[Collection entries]
______
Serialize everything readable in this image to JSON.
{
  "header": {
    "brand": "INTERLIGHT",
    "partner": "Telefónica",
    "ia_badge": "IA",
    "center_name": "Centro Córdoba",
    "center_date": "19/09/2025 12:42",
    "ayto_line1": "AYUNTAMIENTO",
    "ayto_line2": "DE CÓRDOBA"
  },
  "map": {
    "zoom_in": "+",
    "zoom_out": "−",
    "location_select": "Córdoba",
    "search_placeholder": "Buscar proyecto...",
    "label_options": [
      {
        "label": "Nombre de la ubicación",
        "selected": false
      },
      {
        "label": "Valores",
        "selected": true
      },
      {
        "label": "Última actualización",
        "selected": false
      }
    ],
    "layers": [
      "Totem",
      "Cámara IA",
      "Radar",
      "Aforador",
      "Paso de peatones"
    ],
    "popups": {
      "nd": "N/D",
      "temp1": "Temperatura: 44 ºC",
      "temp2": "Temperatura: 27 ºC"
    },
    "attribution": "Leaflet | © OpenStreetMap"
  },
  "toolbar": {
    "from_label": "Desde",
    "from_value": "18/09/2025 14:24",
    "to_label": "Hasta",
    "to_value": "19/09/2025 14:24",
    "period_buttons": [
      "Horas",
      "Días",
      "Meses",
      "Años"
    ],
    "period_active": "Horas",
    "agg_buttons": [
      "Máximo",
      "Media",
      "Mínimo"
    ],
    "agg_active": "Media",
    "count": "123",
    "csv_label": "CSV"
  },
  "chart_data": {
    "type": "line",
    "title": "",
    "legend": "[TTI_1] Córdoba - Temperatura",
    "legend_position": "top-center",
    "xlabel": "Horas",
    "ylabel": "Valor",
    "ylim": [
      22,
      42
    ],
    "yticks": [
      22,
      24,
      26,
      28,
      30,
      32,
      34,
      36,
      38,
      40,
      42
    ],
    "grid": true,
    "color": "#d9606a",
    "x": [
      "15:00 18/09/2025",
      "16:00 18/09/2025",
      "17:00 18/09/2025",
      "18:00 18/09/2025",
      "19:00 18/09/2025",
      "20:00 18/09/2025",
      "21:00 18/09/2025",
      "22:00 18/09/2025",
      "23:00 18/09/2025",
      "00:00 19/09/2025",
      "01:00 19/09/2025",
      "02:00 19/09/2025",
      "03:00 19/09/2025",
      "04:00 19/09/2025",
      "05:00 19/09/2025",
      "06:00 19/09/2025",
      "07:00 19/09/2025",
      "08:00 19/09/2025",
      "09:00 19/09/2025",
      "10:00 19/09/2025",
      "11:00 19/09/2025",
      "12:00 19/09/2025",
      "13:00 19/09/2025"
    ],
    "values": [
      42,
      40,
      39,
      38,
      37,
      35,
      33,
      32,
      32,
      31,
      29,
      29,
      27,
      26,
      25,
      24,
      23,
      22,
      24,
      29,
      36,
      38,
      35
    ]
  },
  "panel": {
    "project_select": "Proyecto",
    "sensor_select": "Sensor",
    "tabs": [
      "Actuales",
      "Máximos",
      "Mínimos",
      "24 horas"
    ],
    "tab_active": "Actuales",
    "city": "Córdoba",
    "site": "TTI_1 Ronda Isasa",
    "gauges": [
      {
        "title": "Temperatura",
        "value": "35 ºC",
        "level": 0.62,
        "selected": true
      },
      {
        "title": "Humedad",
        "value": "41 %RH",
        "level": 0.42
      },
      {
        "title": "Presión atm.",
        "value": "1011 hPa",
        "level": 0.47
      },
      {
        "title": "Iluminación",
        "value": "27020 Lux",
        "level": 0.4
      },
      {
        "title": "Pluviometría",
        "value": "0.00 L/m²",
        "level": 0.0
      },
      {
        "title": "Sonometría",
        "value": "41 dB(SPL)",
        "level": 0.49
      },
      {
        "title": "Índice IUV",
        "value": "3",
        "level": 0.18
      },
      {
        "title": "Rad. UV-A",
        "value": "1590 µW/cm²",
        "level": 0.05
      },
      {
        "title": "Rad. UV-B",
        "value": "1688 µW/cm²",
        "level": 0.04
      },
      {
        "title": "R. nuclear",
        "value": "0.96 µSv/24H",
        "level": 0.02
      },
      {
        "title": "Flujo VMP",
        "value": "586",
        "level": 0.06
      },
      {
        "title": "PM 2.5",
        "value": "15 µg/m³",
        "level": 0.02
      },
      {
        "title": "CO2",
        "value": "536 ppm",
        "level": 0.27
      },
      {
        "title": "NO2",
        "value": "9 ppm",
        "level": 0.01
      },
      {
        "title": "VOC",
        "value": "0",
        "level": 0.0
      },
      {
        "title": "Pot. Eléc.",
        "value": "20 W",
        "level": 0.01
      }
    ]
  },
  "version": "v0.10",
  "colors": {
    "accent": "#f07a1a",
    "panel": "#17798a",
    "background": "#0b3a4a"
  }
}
______
▶ **The exercise**
Write each line above out exactly.

▶ **Result for this exercise**
Serialize everything readable in this image to JSON.
{
  "header": {
    "brand": "INTERLIGHT",
    "partner": "Telefónica",
    "ia_badge": "IA",
    "center_name": "Centro Córdoba",
    "center_date": "19/09/2025 12:42",
    "ayto_line1": "AYUNTAMIENTO",
    "ayto_line2": "DE CÓRDOBA"
  },
  "map": {
    "zoom_in": "+",
    "zoom_out": "−",
    "location_select": "Córdoba",
    "search_placeholder": "Buscar proyecto...",
    "label_options": [
      {
        "label": "Nombre de la ubicación",
        "selected": false
      },
      {
        "label": "Valores",
        "selected": true
      },
      {
        "label": "Última actualización",
        "selected": false
      }
    ],
    "layers": [
      "Totem",
      "Cámara IA",
      "Radar",
      "Aforador",
      "Paso de peatones"
    ],
    "popups": {
      "nd": "N/D",
      "temp1": "Temperatura: 44 ºC",
      "temp2": "Temperatura: 27 ºC"
    },
    "attribution": "Leaflet | © OpenStreetMap"
  },
  "toolbar": {
    "from_label": "Desde",
    "from_value": "18/09/2025 14:24",
    "to_label": "Hasta",
    "to_value": "19/09/2025 14:24",
    "period_buttons": [
      "Horas",
      "Días",
      "Meses",
      "Años"
    ],
    "period_active": "Horas",
    "agg_buttons": [
      "Máximo",
      "Media",
      "Mínimo"
    ],
    "agg_active": "Media",
    "count": "123",
    "csv_label": "CSV"
  },
  "chart_data": {
    "type": "line",
    "title": "",
    "legend": "[TTI_1] Córdoba - Temperatura",
    "legend_position": "top-center",
    "xlabel": "Horas",
    "ylabel": "Valor",
    "ylim": [
      22,
      42
    ],
    "yticks": [
      22,
      24,
      26,
      28,
      30,
      32,
      34,
      36,
      38,
      40,
      42
    ],
    "grid": true,
    "color": "#d9606a",
    "x": [
      "15:00 18/09/2025",
      "16:00 18/09/2025",
      "17:00 18/09/2025",
      "18:00 18/09/2025",
      "19:00 18/09/2025",
      "20:00 18/09/2025",
      "21:00 18/09/2025",
      "22:00 18/09/2025",
      "23:00 18/09/2025",
      "00:00 19/09/2025",
      "01:00 19/09/2025",
      "02:00 19/09/2025",
      "03:00 19/09/2025",
      "04:00 19/09/2025",
      "05:00 19/09/2025",
      "06:00 19/09/2025",
      "07:00 19/09/2025",
      "08:00 19/09/2025",
      "09:00 19/09/2025",
      "10:00 19/09/2025",
      "11:00 19/09/2025",
      "12:00 19/09/2025",
      "13:00 19/09/2025"
    ],
    "values": [
      42,
      40,
      39,
      38,
      37,
      35,
      33,
      32,
      32,
      31,
      29,
      29,
      27,
      26,
      25,
      24,
      23,
      22,
      24,
      29,
      36,
      38,
      35
    ]
  },
  "panel": {
    "project_select": "Proyecto",
    "sensor_select": "Sensor",
    "tabs": [
      "Actuales",
      "Máximos",
      "Mínimos",
      "24 horas"
    ],
    "tab_active": "Actuales",
    "city": "Córdoba",
    "site": "TTI_1 Ronda Isasa",
    "gauges": [
      {
        "title": "Temperatura",
        "value": "35 ºC",
        "level": 0.62,
        "selected": true
      },
      {
        "title": "Humedad",
        "value": "41 %RH",
        "level": 0.42
      },
      {
        "title": "Presión atm.",
        "value": "1011 hPa",
        "level": 0.47
      },
      {
        "title": "Iluminación",
        "value": "27020 Lux",
        "level": 0.4
      },
      {
        "title": "Pluviometría",
        "value": "0.00 L/m²",
        "level": 0.0
      },
      {
        "title": "Sonometría",
        "value": "41 dB(SPL)",
        "level": 0.49
      },
      {
        "title": "Índice IUV",
        "value": "3",
        "level": 0.18
      },
      {
        "title": "Rad. UV-A",
        "value": "1590 µW/cm²",
        "level": 0.05
      },
      {
        "title": "Rad. UV-B",
        "value": "1688 µW/cm²",
        "level": 0.04
      },
      {
        "title": "R. nuclear",
        "value": "0.96 µSv/24H",
        "level": 0.02
      },
      {
        "title": "Flujo VMP",
        "value": "586",
        "level": 0.06
      },
      {
        "title": "PM 2.5",
        "value": "15 µg/m³",
        "level": 0.02
      },
      {
        "title": "CO2",
        "value": "536 ppm",
        "level": 0.27
      },
      {
        "title": "NO2",
        "value": "9 ppm",
        "level": 0.01
      },
      {
        "title": "VOC",
        "value": "0",
        "level": 0.0
      },
      {
        "title": "Pot. Eléc.",
        "value": "20 W",
        "level": 0.01
      }
    ]
  },
  "version": "v0.10",
  "colors": {
    "accent": "#f07a1a",
    "panel": "#17798a",
    "background": "#0b3a4a"
  }
}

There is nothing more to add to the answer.